_Task_
Your task is to output all the records below, word for word.

Items listed in a dataset
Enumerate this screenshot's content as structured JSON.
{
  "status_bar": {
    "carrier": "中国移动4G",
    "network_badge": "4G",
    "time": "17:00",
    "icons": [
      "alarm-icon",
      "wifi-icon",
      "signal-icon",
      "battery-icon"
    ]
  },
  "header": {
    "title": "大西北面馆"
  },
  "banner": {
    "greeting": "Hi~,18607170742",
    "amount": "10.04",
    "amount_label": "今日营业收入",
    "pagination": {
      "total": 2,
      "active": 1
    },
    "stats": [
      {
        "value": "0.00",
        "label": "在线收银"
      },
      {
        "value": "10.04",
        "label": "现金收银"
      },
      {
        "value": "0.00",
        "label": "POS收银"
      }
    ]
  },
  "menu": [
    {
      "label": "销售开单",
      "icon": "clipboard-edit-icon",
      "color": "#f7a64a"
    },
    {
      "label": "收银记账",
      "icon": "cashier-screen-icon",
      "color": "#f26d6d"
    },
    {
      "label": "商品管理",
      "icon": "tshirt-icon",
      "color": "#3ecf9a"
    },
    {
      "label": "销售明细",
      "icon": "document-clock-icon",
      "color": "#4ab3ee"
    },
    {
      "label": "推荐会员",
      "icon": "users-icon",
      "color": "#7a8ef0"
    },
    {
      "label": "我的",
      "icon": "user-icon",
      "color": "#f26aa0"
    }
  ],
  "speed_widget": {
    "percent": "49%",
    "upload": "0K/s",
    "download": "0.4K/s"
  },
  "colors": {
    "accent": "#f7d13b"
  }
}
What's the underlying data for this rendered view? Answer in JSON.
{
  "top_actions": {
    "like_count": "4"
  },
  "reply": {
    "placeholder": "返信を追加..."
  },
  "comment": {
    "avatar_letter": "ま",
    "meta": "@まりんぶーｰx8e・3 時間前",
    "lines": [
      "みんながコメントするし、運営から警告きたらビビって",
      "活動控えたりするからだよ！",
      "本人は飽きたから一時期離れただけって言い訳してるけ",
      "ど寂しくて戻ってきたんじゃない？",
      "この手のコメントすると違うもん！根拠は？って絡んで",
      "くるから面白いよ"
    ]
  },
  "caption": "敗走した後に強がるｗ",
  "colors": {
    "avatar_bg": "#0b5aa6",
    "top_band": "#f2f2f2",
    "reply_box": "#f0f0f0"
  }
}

_Full solution_
Enumerate this screenshot's content as structured JSON.
{
  "status_bar": {
    "carrier": "中国移动4G",
    "network_badge": "4G",
    "time": "17:00",
    "icons": [
      "alarm-icon",
      "wifi-icon",
      "signal-icon",
      "battery-icon"
    ]
  },
  "header": {
    "title": "大西北面馆"
  },
  "banner": {
    "greeting": "Hi~,18607170742",
    "amount": "10.04",
    "amount_label": "今日营业收入",
    "pagination": {
      "total": 2,
      "active": 1
    },
    "stats": [
      {
        "value": "0.00",
        "label": "在线收银"
      },
      {
        "value": "10.04",
        "label": "现金收银"
      },
      {
        "value": "0.00",
        "label": "POS收银"
      }
    ]
  },
  "menu": [
    {
      "label": "销售开单",
      "icon": "clipboard-edit-icon",
      "color": "#f7a64a"
    },
    {
      "label": "收银记账",
      "icon": "cashier-screen-icon",
      "color": "#f26d6d"
    },
    {
      "label": "商品管理",
      "icon": "tshirt-icon",
      "color": "#3ecf9a"
    },
    {
      "label": "销售明细",
      "icon": "document-clock-icon",
      "color": "#4ab3ee"
    },
    {
      "label": "推荐会员",
      "icon": "users-icon",
      "color": "#7a8ef0"
    },
    {
      "label": "我的",
      "icon": "user-icon",
      "color": "#f26aa0"
    }
  ],
  "speed_widget": {
    "percent": "49%",
    "upload": "0K/s",
    "download": "0.4K/s"
  },
  "colors": {
    "accent": "#f7d13b"
  }
}
What's the underlying data for this rendered view? Answer in JSON.
{
  "top_actions": {
    "like_count": "4"
  },
  "reply": {
    "placeholder": "返信を追加..."
  },
  "comment": {
    "avatar_letter": "ま",
    "meta": "@まりんぶーｰx8e・3 時間前",
    "lines": [
      "みんながコメントするし、運営から警告きたらビビって",
      "活動控えたりするからだよ！",
      "本人は飽きたから一時期離れただけって言い訳してるけ",
      "ど寂しくて戻ってきたんじゃない？",
      "この手のコメントすると違うもん！根拠は？って絡んで",
      "くるから面白いよ"
    ]
  },
  "caption": "敗走した後に強がるｗ",
  "colors": {
    "avatar_bg": "#0b5aa6",
    "top_band": "#f2f2f2",
    "reply_box": "#f0f0f0"
  }
}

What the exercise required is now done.